● Stated problem
Where the string "والبطلينوس" occurs in the material below, report the whole line.

:::

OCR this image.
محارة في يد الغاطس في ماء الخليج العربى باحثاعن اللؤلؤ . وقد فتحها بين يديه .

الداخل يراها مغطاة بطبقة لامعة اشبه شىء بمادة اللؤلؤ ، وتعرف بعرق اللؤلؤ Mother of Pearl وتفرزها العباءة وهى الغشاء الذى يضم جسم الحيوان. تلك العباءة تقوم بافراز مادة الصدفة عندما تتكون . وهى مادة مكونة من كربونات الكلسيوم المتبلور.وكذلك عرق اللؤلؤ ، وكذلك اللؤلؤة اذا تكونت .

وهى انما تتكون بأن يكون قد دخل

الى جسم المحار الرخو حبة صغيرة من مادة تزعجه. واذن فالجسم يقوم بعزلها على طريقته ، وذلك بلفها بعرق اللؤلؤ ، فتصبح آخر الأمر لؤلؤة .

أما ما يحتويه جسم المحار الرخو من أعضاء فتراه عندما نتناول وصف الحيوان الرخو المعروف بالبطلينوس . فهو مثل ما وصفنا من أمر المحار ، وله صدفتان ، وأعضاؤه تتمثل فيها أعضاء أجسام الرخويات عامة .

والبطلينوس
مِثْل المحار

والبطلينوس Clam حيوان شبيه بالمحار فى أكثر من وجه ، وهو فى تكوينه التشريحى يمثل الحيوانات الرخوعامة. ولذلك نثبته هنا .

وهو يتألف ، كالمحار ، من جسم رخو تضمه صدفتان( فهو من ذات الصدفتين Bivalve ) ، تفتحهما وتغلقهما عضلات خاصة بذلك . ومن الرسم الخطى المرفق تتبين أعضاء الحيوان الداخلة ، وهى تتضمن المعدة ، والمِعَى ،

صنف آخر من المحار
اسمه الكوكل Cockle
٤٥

:::

● Response to this task
والبطلينوس
والبطلينوس Clam حيوان شبيه بالمحار فى أكثر من وجه ، وهو فى تكوينه التشريحى يمثل الحيوانات الرخوعامة. ولذلك نثبته هنا .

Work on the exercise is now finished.